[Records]
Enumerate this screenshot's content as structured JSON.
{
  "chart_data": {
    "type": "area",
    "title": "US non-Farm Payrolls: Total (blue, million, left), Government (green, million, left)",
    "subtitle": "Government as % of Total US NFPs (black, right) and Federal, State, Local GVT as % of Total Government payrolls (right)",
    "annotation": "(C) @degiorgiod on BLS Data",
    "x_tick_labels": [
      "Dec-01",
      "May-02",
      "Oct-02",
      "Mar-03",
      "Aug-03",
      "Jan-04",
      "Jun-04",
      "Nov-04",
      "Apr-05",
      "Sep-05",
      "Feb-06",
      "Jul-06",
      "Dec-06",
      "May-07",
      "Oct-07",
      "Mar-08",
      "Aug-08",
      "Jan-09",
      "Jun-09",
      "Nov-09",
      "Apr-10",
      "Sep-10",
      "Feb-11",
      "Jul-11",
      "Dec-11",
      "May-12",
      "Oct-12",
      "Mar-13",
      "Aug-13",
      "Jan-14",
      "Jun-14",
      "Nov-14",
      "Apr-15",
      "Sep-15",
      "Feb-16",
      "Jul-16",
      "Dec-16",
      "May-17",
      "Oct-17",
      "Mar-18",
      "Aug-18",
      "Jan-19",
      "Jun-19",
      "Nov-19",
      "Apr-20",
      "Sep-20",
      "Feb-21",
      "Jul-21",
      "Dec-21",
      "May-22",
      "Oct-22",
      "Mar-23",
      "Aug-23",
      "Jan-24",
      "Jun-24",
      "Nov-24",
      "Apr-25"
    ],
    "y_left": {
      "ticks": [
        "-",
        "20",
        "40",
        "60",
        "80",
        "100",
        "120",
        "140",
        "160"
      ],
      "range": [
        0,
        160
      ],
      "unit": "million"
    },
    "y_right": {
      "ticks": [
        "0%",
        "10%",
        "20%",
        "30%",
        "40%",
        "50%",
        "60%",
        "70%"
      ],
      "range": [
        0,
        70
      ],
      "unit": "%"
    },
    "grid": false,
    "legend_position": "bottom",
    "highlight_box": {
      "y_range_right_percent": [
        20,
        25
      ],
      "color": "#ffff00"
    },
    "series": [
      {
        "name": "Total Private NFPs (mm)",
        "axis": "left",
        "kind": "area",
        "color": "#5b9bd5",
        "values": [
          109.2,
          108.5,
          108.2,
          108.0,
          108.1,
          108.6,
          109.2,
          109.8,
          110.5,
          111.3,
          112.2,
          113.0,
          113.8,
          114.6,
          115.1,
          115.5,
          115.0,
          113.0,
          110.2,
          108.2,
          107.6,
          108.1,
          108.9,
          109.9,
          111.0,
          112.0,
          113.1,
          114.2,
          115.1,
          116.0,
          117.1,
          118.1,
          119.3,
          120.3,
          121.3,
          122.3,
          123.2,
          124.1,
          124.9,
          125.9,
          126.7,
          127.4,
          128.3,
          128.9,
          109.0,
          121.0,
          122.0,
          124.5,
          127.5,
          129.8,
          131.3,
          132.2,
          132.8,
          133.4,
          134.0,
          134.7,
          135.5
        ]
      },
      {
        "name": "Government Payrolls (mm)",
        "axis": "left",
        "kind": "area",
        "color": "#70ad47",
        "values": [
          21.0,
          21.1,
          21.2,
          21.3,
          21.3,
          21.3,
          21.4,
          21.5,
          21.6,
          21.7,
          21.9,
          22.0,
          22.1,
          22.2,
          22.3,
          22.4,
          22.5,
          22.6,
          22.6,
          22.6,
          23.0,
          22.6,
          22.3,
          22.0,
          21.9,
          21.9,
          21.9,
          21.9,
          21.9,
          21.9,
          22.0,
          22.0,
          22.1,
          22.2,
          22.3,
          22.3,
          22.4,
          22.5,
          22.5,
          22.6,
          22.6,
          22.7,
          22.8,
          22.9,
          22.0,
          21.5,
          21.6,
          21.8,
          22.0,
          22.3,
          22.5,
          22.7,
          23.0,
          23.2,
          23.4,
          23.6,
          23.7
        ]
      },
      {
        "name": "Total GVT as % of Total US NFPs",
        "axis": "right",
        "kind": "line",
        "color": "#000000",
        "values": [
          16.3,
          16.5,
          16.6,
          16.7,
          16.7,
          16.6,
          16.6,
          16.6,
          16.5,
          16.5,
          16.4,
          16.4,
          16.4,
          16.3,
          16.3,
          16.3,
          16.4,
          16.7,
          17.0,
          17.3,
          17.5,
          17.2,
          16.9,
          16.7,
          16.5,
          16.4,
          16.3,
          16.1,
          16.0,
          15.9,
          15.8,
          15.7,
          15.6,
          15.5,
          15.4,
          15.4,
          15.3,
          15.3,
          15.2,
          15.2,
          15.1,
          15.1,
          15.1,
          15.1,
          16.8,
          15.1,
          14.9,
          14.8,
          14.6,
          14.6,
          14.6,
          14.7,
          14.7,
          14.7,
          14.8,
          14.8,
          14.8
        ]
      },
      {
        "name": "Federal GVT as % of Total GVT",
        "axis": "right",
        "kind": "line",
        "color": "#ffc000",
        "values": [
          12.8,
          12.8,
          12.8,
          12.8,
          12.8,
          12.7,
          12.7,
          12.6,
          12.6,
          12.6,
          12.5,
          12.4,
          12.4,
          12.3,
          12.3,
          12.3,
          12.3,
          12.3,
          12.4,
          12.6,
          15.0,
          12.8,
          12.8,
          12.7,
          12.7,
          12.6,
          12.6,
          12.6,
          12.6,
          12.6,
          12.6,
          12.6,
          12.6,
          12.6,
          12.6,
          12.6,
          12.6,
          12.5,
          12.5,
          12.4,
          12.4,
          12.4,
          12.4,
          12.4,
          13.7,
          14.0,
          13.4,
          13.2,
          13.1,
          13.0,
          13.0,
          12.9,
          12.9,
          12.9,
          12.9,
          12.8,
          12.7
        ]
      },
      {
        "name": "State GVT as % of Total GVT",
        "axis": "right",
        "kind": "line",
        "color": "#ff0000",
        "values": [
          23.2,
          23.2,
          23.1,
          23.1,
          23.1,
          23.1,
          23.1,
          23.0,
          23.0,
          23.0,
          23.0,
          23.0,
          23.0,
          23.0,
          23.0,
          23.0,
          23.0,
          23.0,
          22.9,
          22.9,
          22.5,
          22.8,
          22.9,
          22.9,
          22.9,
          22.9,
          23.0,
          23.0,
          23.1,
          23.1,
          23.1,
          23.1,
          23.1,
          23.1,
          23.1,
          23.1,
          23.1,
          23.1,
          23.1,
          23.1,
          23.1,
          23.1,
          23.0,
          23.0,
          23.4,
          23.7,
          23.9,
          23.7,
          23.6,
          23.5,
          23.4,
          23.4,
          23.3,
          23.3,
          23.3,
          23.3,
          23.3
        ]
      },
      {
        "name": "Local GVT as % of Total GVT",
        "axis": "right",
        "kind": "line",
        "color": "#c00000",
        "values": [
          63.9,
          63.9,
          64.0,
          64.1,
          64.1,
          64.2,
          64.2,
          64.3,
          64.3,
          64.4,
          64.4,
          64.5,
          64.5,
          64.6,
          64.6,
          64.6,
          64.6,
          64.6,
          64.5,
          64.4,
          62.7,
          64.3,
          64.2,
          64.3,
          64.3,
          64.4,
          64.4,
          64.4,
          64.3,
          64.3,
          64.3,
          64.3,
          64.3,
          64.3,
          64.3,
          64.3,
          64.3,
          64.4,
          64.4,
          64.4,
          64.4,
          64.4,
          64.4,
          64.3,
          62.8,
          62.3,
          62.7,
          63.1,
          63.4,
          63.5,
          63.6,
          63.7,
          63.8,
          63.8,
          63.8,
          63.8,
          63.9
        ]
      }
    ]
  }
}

■ Required work: From the material above, gather all lines that include the string "Total" and copy them.

■ The solution:
    "title": "US non-Farm Payrolls: Total (blue, million, left), Government (green, million, left)",
    "subtitle": "Government as % of Total US NFPs (black, right) and Federal, State, Local GVT as % of Total Government payrolls (right)",
        "name": "Total Private NFPs (mm)",
        "name": "Total GVT as % of Total US NFPs",
        "name": "Federal GVT as % of Total GVT",
        "name": "State GVT as % of Total GVT",
        "name": "Local GVT as % of Total GVT",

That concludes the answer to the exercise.